_Problem to solve:_
Write out, precisely and in full, each line of the material.

_Material for this task:_
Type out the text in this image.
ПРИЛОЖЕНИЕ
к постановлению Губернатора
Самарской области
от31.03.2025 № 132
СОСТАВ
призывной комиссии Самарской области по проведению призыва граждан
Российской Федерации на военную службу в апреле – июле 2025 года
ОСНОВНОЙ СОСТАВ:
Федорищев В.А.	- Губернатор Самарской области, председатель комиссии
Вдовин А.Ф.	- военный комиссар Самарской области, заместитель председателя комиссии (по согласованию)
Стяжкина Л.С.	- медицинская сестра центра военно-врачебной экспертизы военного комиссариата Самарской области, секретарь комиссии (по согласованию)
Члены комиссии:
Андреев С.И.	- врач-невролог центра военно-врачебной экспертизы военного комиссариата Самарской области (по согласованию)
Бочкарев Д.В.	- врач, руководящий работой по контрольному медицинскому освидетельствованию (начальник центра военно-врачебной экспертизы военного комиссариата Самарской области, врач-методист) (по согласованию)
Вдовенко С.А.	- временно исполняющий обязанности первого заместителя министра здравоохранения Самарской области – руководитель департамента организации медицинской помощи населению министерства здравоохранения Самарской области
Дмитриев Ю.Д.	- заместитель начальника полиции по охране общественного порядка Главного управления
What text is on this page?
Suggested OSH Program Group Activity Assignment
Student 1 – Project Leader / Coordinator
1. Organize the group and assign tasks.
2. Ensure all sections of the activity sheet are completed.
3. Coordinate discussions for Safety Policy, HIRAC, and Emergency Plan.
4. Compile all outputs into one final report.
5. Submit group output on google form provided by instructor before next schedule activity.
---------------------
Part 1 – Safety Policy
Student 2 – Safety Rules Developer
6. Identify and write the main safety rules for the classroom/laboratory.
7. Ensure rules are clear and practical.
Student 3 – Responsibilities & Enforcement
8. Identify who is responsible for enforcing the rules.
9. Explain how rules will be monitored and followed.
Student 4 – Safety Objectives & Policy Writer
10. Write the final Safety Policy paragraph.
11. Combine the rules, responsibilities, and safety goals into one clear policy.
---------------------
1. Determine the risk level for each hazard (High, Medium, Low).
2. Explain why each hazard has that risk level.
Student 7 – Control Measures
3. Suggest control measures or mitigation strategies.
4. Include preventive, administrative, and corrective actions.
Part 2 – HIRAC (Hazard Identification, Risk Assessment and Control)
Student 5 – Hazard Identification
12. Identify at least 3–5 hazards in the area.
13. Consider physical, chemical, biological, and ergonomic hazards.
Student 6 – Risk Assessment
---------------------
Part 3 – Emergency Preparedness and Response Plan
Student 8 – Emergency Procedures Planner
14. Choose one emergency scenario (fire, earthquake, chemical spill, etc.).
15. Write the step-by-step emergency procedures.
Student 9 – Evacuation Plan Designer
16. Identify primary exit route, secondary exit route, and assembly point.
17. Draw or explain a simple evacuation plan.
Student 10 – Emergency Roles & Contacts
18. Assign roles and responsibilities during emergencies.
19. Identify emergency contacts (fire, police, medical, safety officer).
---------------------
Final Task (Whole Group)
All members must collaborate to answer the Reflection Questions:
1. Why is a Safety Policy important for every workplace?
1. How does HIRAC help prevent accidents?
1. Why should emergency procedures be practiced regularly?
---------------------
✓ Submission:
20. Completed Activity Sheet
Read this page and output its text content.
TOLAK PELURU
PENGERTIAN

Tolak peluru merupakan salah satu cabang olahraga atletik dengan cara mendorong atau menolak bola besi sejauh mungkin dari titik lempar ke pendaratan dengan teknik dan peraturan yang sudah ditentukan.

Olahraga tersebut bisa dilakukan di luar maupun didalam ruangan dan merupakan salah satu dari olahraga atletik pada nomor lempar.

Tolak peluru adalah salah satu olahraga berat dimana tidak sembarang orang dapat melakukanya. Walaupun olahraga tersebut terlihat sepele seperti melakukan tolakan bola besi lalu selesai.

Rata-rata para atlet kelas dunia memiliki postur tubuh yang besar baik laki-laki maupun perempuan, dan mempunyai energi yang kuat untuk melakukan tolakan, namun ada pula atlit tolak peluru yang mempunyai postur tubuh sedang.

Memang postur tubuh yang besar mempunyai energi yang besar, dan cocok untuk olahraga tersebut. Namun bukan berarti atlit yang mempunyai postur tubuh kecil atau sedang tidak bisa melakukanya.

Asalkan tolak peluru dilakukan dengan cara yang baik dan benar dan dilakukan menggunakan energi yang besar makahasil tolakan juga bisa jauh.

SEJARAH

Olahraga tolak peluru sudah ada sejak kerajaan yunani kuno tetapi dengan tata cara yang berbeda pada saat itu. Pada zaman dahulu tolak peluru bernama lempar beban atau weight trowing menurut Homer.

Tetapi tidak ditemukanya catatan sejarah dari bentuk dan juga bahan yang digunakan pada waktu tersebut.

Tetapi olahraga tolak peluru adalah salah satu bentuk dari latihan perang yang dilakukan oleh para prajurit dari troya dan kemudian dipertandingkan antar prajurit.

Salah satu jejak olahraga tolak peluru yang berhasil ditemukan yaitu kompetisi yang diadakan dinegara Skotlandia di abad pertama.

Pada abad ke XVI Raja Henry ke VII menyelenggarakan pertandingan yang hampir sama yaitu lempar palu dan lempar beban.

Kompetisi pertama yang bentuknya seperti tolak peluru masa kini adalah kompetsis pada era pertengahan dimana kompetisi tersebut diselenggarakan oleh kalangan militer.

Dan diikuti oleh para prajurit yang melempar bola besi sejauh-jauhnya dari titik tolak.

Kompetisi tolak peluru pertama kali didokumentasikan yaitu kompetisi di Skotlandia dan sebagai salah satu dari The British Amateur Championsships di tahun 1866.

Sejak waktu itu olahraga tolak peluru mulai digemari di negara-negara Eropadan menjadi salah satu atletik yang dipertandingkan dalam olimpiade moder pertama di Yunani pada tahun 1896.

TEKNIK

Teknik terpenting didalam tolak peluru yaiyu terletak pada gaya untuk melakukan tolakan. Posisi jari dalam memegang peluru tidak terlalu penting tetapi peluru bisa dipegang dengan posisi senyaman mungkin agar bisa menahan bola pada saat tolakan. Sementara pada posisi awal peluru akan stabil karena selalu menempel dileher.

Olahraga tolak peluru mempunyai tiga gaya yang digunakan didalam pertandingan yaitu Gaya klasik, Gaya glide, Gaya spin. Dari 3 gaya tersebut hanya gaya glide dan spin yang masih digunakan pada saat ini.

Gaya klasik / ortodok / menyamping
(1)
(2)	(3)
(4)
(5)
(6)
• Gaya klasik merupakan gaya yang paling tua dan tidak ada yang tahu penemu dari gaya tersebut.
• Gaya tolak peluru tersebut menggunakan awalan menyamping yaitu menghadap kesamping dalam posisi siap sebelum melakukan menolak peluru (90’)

_Result:_
Type out the text in this image.
ПРИЛОЖЕНИЕ
к постановлению Губернатора
Самарской области
от31.03.2025 № 132
СОСТАВ
призывной комиссии Самарской области по проведению призыва граждан
Российской Федерации на военную службу в апреле – июле 2025 года
ОСНОВНОЙ СОСТАВ:
Федорищев В.А.	- Губернатор Самарской области, председатель комиссии
Вдовин А.Ф.	- военный комиссар Самарской области, заместитель председателя комиссии (по согласованию)
Стяжкина Л.С.	- медицинская сестра центра военно-врачебной экспертизы военного комиссариата Самарской области, секретарь комиссии (по согласованию)
Члены комиссии:
Андреев С.И.	- врач-невролог центра военно-врачебной экспертизы военного комиссариата Самарской области (по согласованию)
Бочкарев Д.В.	- врач, руководящий работой по контрольному медицинскому освидетельствованию (начальник центра военно-врачебной экспертизы военного комиссариата Самарской области, врач-методист) (по согласованию)
Вдовенко С.А.	- временно исполняющий обязанности первого заместителя министра здравоохранения Самарской области – руководитель департамента организации медицинской помощи населению министерства здравоохранения Самарской области
Дмитриев Ю.Д.	- заместитель начальника полиции по охране общественного порядка Главного управления
What text is on this page?
Suggested OSH Program Group Activity Assignment
Student 1 – Project Leader / Coordinator
1. Organize the group and assign tasks.
2. Ensure all sections of the activity sheet are completed.
3. Coordinate discussions for Safety Policy, HIRAC, and Emergency Plan.
4. Compile all outputs into one final report.
5. Submit group output on google form provided by instructor before next schedule activity.
---------------------
Part 1 – Safety Policy
Student 2 – Safety Rules Developer
6. Identify and write the main safety rules for the classroom/laboratory.
7. Ensure rules are clear and practical.
Student 3 – Responsibilities & Enforcement
8. Identify who is responsible for enforcing the rules.
9. Explain how rules will be monitored and followed.
Student 4 – Safety Objectives & Policy Writer
10. Write the final Safety Policy paragraph.
11. Combine the rules, responsibilities, and safety goals into one clear policy.
---------------------
1. Determine the risk level for each hazard (High, Medium, Low).
2. Explain why each hazard has that risk level.
Student 7 – Control Measures
3. Suggest control measures or mitigation strategies.
4. Include preventive, administrative, and corrective actions.
Part 2 – HIRAC (Hazard Identification, Risk Assessment and Control)
Student 5 – Hazard Identification
12. Identify at least 3–5 hazards in the area.
13. Consider physical, chemical, biological, and ergonomic hazards.
Student 6 – Risk Assessment
---------------------
Part 3 – Emergency Preparedness and Response Plan
Student 8 – Emergency Procedures Planner
14. Choose one emergency scenario (fire, earthquake, chemical spill, etc.).
15. Write the step-by-step emergency procedures.
Student 9 – Evacuation Plan Designer
16. Identify primary exit route, secondary exit route, and assembly point.
17. Draw or explain a simple evacuation plan.
Student 10 – Emergency Roles & Contacts
18. Assign roles and responsibilities during emergencies.
19. Identify emergency contacts (fire, police, medical, safety officer).
---------------------
Final Task (Whole Group)
All members must collaborate to answer the Reflection Questions:
1. Why is a Safety Policy important for every workplace?
1. How does HIRAC help prevent accidents?
1. Why should emergency procedures be practiced regularly?
---------------------
✓ Submission:
20. Completed Activity Sheet
Read this page and output its text content.
TOLAK PELURU
PENGERTIAN

Tolak peluru merupakan salah satu cabang olahraga atletik dengan cara mendorong atau menolak bola besi sejauh mungkin dari titik lempar ke pendaratan dengan teknik dan peraturan yang sudah ditentukan.

Olahraga tersebut bisa dilakukan di luar maupun didalam ruangan dan merupakan salah satu dari olahraga atletik pada nomor lempar.

Tolak peluru adalah salah satu olahraga berat dimana tidak sembarang orang dapat melakukanya. Walaupun olahraga tersebut terlihat sepele seperti melakukan tolakan bola besi lalu selesai.

Rata-rata para atlet kelas dunia memiliki postur tubuh yang besar baik laki-laki maupun perempuan, dan mempunyai energi yang kuat untuk melakukan tolakan, namun ada pula atlit tolak peluru yang mempunyai postur tubuh sedang.

Memang postur tubuh yang besar mempunyai energi yang besar, dan cocok untuk olahraga tersebut. Namun bukan berarti atlit yang mempunyai postur tubuh kecil atau sedang tidak bisa melakukanya.

Asalkan tolak peluru dilakukan dengan cara yang baik dan benar dan dilakukan menggunakan energi yang besar makahasil tolakan juga bisa jauh.

SEJARAH

Olahraga tolak peluru sudah ada sejak kerajaan yunani kuno tetapi dengan tata cara yang berbeda pada saat itu. Pada zaman dahulu tolak peluru bernama lempar beban atau weight trowing menurut Homer.

Tetapi tidak ditemukanya catatan sejarah dari bentuk dan juga bahan yang digunakan pada waktu tersebut.

Tetapi olahraga tolak peluru adalah salah satu bentuk dari latihan perang yang dilakukan oleh para prajurit dari troya dan kemudian dipertandingkan antar prajurit.

Salah satu jejak olahraga tolak peluru yang berhasil ditemukan yaitu kompetisi yang diadakan dinegara Skotlandia di abad pertama.

Pada abad ke XVI Raja Henry ke VII menyelenggarakan pertandingan yang hampir sama yaitu lempar palu dan lempar beban.

Kompetisi pertama yang bentuknya seperti tolak peluru masa kini adalah kompetsis pada era pertengahan dimana kompetisi tersebut diselenggarakan oleh kalangan militer.

Dan diikuti oleh para prajurit yang melempar bola besi sejauh-jauhnya dari titik tolak.

Kompetisi tolak peluru pertama kali didokumentasikan yaitu kompetisi di Skotlandia dan sebagai salah satu dari The British Amateur Championsships di tahun 1866.

Sejak waktu itu olahraga tolak peluru mulai digemari di negara-negara Eropadan menjadi salah satu atletik yang dipertandingkan dalam olimpiade moder pertama di Yunani pada tahun 1896.

TEKNIK

Teknik terpenting didalam tolak peluru yaiyu terletak pada gaya untuk melakukan tolakan. Posisi jari dalam memegang peluru tidak terlalu penting tetapi peluru bisa dipegang dengan posisi senyaman mungkin agar bisa menahan bola pada saat tolakan. Sementara pada posisi awal peluru akan stabil karena selalu menempel dileher.

Olahraga tolak peluru mempunyai tiga gaya yang digunakan didalam pertandingan yaitu Gaya klasik, Gaya glide, Gaya spin. Dari 3 gaya tersebut hanya gaya glide dan spin yang masih digunakan pada saat ini.

Gaya klasik / ortodok / menyamping
(1)
(2)	(3)
(4)
(5)
(6)
• Gaya klasik merupakan gaya yang paling tua dan tidak ada yang tahu penemu dari gaya tersebut.
• Gaya tolak peluru tersebut menggunakan awalan menyamping yaitu menghadap kesamping dalam posisi siap sebelum melakukan menolak peluru (90’)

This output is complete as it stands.